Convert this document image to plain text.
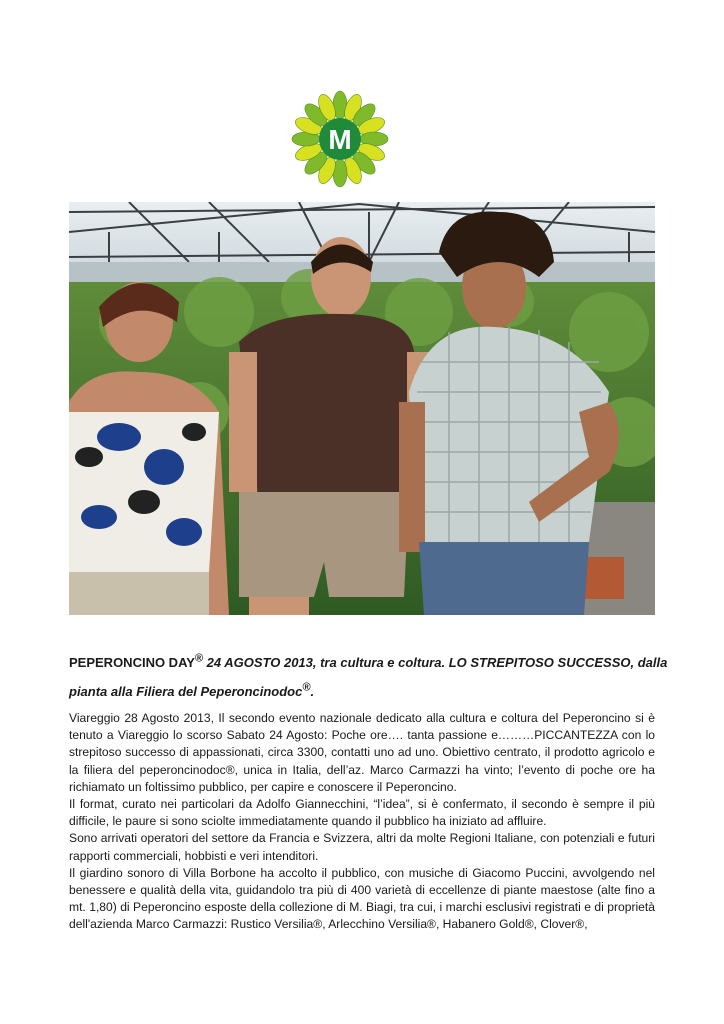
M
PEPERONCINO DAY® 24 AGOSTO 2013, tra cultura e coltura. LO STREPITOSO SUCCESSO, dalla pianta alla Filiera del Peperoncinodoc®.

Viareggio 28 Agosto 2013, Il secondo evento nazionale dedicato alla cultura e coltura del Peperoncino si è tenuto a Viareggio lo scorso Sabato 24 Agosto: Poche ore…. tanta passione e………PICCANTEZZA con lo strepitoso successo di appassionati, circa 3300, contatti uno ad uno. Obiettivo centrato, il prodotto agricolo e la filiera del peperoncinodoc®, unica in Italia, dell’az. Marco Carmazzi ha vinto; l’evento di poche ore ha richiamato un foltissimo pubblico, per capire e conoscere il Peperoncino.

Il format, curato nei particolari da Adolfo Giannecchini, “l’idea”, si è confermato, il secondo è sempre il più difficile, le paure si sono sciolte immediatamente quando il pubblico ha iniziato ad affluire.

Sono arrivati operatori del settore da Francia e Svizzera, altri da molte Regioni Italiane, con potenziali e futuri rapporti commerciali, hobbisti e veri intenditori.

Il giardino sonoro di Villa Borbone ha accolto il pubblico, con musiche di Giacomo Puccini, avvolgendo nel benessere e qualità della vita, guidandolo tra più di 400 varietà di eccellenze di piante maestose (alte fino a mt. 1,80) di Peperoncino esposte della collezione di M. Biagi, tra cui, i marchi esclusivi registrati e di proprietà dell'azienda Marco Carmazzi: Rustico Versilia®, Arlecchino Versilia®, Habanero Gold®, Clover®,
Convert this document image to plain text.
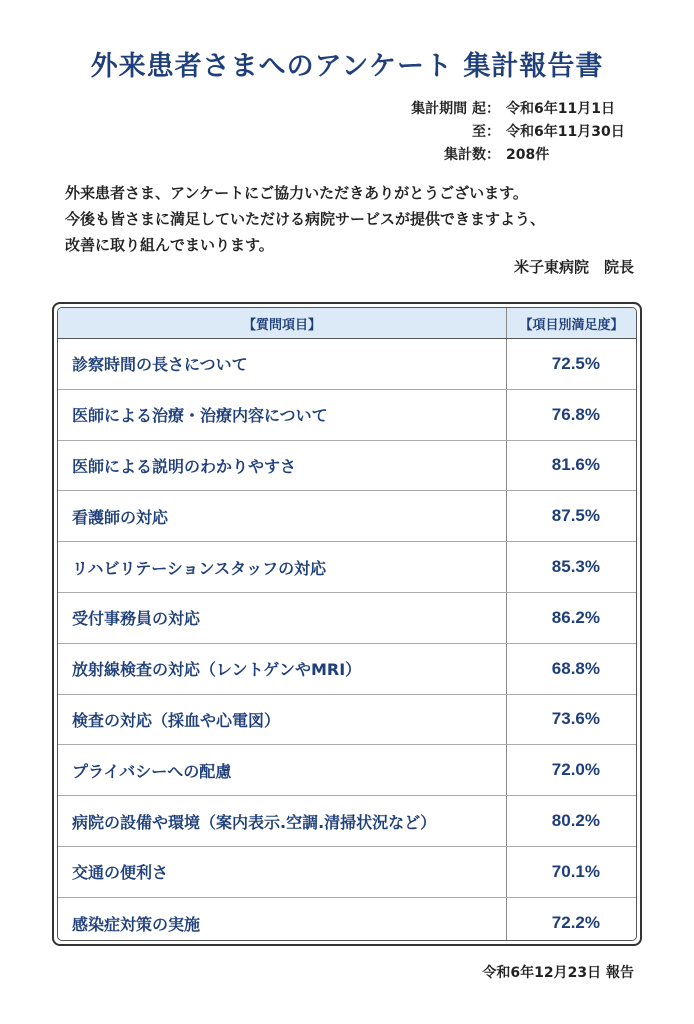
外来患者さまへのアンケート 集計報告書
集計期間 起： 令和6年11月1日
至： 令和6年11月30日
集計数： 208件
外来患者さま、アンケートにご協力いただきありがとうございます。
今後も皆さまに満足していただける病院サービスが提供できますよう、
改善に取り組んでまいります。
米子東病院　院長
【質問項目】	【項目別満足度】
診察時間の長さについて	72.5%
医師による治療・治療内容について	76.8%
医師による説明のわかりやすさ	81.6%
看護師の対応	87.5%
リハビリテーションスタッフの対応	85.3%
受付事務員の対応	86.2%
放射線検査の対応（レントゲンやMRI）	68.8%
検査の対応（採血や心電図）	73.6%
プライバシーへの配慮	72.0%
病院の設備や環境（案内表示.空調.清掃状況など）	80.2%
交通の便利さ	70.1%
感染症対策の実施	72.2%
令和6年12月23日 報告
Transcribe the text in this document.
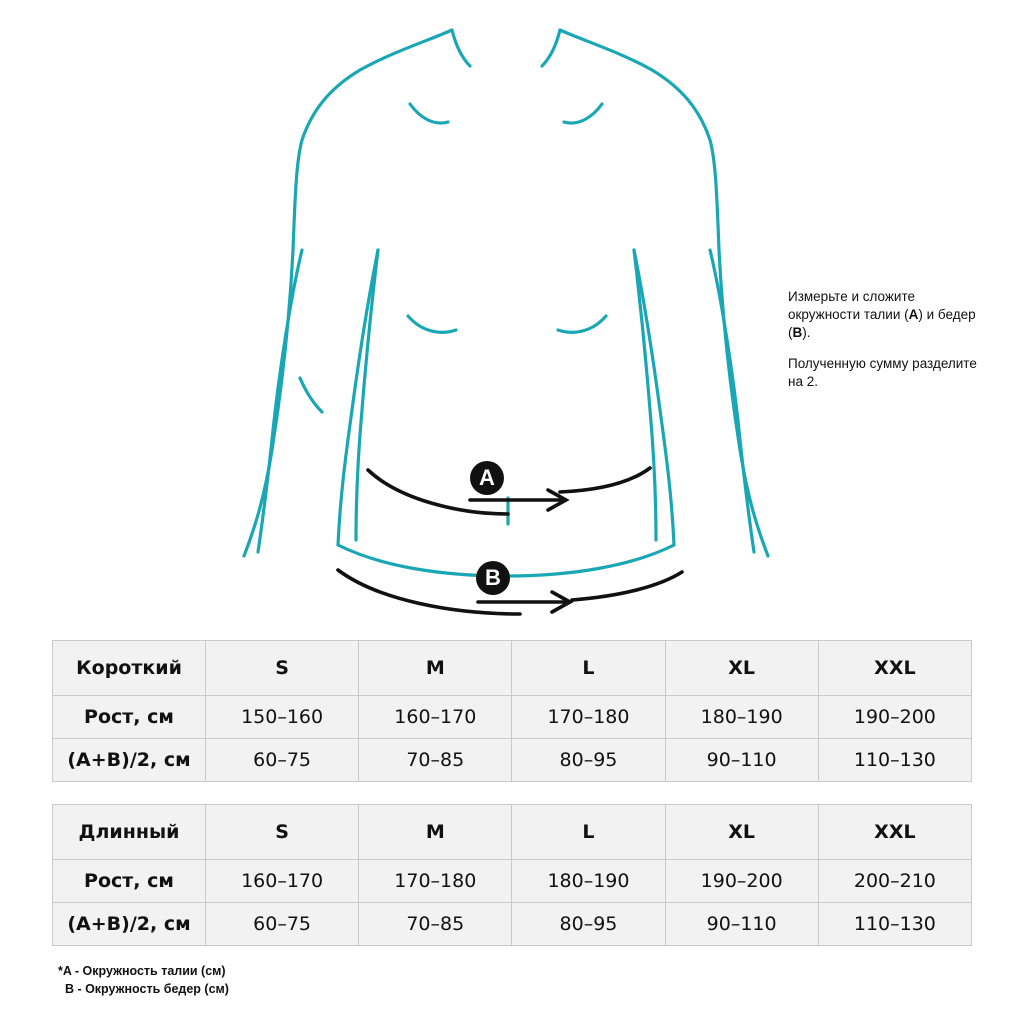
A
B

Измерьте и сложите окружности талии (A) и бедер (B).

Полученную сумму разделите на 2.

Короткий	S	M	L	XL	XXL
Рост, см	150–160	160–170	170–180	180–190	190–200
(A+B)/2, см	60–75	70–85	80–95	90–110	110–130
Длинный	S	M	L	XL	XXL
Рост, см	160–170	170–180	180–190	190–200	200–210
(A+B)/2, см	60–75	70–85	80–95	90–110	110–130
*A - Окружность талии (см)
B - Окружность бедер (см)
★ ★ ★
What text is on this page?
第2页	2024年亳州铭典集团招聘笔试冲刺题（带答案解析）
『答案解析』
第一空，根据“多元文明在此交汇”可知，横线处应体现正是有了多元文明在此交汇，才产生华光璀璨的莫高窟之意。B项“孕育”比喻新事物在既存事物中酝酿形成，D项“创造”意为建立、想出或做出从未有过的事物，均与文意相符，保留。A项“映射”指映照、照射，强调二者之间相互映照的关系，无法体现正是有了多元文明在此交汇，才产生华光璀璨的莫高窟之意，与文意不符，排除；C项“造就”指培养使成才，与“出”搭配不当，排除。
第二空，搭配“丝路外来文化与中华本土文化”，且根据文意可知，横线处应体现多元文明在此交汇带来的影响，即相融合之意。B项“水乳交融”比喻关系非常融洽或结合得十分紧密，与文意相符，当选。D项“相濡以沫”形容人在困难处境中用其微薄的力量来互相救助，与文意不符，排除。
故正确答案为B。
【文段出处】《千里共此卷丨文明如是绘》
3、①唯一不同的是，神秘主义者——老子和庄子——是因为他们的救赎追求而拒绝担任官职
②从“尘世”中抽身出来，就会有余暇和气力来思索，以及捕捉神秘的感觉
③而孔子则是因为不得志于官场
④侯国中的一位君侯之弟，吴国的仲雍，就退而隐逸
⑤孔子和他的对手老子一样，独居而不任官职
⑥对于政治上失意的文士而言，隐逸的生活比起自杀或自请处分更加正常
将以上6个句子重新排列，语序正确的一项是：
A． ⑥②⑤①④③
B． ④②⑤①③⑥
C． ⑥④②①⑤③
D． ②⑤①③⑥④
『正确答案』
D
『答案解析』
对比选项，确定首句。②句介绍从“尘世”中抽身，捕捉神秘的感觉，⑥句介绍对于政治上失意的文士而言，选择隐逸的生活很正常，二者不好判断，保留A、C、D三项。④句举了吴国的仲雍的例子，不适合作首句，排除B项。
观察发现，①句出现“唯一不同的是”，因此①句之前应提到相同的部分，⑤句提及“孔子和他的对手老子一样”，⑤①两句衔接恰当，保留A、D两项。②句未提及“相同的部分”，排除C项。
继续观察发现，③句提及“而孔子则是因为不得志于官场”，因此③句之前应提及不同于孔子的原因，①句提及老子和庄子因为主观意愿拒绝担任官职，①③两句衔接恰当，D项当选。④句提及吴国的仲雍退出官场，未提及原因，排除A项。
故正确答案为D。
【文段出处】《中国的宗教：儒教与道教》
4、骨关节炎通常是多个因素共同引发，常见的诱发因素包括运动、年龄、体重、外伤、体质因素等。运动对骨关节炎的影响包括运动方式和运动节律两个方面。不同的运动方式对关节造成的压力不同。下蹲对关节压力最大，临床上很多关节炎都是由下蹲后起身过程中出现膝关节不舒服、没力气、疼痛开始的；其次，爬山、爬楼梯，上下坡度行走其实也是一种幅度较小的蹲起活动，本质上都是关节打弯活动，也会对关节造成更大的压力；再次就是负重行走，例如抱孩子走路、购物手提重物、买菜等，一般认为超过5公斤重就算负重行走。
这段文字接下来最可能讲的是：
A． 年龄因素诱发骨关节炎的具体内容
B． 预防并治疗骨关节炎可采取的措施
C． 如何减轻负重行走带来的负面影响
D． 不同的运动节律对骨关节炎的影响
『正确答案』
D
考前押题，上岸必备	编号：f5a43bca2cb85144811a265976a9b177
★ ★ ★
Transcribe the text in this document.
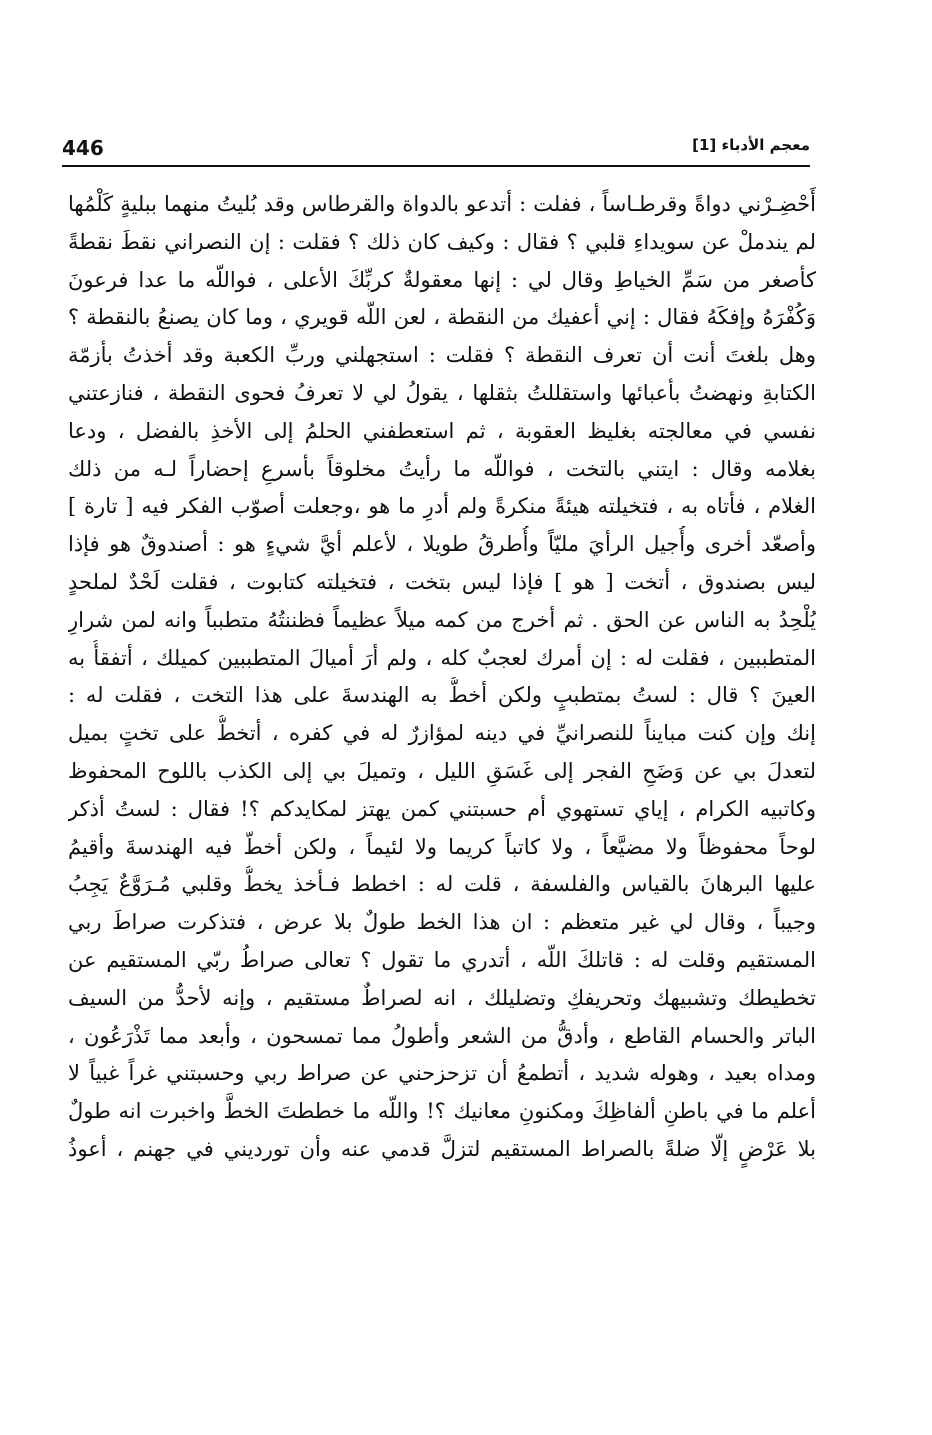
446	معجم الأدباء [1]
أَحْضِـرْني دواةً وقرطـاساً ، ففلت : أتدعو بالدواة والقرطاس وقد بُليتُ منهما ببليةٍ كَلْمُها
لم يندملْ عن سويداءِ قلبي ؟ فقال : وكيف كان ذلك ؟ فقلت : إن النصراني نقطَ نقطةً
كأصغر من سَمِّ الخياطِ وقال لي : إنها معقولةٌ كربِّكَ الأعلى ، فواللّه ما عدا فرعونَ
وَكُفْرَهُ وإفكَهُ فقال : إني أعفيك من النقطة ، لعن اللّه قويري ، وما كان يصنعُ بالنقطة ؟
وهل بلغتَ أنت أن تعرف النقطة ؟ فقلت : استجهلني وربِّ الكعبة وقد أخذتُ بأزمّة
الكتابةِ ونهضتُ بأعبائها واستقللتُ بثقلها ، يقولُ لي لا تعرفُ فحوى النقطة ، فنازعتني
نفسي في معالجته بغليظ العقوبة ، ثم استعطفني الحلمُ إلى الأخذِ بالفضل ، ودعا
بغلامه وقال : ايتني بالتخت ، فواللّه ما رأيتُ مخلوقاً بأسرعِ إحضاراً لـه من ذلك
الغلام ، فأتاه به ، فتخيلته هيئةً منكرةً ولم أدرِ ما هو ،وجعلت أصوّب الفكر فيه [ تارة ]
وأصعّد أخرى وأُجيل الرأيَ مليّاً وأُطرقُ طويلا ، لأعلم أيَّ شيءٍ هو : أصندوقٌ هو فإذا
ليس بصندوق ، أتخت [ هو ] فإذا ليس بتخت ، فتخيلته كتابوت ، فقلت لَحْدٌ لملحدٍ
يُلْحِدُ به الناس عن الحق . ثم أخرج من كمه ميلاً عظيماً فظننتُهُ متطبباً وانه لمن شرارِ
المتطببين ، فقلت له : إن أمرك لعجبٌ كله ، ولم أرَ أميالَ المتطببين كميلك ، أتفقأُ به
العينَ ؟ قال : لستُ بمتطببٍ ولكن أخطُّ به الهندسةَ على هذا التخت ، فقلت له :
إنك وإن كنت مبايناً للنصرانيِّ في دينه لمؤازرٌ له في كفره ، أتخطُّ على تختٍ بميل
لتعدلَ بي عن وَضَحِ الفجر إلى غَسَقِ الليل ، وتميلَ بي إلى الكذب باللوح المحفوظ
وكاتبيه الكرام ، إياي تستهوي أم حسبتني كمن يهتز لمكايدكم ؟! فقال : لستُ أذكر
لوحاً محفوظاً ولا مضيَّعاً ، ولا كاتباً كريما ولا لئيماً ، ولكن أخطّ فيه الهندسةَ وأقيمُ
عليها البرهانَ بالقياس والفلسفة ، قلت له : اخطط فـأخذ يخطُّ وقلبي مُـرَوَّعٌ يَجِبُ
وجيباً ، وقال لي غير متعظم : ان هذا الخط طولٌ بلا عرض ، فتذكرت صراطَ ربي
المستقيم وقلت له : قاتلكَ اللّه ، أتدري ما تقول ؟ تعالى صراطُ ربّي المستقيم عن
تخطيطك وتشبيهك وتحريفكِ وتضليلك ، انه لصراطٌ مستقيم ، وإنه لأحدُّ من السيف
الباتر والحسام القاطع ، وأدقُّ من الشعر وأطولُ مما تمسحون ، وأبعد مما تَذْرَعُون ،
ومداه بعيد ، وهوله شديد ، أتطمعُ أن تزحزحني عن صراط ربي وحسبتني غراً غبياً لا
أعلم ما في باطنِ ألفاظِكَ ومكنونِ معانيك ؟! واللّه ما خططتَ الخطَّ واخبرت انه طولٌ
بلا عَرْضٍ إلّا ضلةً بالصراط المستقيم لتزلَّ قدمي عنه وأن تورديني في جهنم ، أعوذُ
★ ★ ★
**Requirements**: Go through the lines above. Select every one that has the string "الخط".

**Answer for this exercise**:
وجيباً ، وقال لي غير متعظم : ان هذا الخط طولٌ بلا عرض ، فتذكرت صراطَ ربي
أعلم ما في باطنِ ألفاظِكَ ومكنونِ معانيك ؟! واللّه ما خططتَ الخطَّ واخبرت انه طولٌ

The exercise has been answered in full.